> Given request:
Copy each line of the material below that includes the string "short".

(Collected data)

>>>

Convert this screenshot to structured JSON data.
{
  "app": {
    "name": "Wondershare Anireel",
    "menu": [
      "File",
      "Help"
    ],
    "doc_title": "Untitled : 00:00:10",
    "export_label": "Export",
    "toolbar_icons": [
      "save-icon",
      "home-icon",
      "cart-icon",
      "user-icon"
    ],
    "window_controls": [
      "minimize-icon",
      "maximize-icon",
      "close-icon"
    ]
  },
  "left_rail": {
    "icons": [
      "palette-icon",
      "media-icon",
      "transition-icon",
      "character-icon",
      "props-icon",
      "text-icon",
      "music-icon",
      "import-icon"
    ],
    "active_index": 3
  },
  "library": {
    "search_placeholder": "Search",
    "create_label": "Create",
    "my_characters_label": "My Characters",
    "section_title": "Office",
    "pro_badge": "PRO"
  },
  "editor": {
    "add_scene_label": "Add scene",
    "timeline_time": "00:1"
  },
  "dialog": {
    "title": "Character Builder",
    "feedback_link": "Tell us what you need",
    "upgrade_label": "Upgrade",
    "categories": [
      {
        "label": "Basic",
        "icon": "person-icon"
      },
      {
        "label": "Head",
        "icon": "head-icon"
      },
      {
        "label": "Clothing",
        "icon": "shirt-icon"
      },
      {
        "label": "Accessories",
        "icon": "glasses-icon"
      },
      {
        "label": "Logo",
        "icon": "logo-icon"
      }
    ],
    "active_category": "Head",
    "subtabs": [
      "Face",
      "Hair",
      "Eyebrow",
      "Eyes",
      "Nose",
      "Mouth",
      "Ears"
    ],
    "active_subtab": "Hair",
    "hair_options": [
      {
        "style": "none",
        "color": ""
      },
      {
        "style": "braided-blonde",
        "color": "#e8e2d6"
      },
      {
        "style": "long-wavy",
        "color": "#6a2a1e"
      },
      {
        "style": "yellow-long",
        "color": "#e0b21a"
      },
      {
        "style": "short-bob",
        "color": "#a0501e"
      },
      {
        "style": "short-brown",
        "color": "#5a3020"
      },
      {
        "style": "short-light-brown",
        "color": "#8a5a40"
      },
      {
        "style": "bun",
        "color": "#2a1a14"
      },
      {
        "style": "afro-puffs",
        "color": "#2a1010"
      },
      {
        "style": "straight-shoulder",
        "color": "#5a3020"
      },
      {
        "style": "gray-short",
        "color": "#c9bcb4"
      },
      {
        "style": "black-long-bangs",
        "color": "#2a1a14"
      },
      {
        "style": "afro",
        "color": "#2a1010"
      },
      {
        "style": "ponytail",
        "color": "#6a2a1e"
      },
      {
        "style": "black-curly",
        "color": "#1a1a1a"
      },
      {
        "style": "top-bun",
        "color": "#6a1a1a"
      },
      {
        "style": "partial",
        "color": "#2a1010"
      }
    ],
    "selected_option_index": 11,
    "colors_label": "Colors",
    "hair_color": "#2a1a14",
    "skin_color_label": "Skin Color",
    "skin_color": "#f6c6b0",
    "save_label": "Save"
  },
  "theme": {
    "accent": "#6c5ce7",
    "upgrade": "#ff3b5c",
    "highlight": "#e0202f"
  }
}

<<<

> Task solution:
        "style": "short-bob",
        "style": "short-brown",
        "style": "short-light-brown",
        "style": "gray-short",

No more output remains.